### What the task requires
Gather each line of the entries below that includes "details".
• • • • • • •
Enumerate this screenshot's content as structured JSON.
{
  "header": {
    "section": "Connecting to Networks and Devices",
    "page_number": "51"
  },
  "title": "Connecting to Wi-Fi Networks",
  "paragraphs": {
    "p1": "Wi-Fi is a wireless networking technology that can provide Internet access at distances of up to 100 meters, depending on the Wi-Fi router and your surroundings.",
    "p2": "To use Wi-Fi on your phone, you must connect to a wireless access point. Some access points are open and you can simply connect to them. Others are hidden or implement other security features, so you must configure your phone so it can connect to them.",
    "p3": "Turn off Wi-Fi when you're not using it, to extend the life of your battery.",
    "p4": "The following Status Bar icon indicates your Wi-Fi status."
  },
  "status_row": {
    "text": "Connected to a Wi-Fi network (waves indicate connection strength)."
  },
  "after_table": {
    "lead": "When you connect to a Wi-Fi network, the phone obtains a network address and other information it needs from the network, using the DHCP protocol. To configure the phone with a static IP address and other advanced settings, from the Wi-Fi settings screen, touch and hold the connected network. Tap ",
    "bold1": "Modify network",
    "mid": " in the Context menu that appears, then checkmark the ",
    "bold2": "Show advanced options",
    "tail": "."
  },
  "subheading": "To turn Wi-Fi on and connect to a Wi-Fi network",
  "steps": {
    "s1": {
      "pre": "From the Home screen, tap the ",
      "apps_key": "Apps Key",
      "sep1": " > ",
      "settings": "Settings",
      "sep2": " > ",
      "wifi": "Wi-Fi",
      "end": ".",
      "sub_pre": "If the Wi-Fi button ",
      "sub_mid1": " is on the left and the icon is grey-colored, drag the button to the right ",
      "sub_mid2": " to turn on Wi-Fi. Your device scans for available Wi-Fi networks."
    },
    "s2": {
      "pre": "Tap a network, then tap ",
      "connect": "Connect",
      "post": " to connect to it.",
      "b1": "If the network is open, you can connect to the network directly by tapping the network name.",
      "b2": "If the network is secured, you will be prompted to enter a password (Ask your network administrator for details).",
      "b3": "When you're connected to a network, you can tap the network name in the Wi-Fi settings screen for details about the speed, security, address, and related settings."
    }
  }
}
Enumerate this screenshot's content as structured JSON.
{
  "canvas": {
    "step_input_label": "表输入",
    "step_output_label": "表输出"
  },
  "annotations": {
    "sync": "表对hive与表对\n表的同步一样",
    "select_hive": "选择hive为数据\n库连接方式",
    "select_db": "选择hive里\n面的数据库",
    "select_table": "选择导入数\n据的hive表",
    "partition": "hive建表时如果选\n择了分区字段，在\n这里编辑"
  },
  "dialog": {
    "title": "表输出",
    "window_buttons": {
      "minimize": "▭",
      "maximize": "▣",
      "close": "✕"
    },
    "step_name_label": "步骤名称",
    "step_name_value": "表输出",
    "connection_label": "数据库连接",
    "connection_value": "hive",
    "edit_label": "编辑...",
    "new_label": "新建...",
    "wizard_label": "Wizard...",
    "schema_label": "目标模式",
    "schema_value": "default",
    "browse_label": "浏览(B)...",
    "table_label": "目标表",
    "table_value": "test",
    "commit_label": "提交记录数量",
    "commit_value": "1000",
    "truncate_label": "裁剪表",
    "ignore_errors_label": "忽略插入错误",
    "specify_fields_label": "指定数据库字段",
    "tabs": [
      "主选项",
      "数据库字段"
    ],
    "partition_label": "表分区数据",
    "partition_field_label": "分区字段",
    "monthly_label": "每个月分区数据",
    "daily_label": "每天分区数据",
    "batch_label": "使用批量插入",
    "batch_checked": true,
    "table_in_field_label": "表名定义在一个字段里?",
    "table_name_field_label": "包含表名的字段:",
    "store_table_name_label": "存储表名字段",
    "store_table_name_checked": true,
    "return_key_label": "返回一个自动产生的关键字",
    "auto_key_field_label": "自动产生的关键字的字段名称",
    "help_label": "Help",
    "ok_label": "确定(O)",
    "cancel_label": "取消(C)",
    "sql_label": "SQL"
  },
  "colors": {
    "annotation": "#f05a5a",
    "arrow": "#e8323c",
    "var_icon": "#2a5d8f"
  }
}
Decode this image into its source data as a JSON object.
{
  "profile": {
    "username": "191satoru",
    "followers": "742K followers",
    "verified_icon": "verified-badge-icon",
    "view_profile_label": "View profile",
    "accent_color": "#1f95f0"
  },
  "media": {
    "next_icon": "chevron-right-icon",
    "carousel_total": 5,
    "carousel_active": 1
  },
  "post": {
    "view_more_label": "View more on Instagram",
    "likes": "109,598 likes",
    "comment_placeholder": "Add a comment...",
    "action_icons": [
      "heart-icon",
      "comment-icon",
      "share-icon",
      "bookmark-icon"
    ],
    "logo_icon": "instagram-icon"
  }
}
• • • • • • •
### Exercise response
      "b2": "If the network is secured, you will be prompted to enter a password (Ask your network administrator for details).",
      "b3": "When you're connected to a network, you can tap the network name in the Wi-Fi settings screen for details about the speed, security, address, and related settings."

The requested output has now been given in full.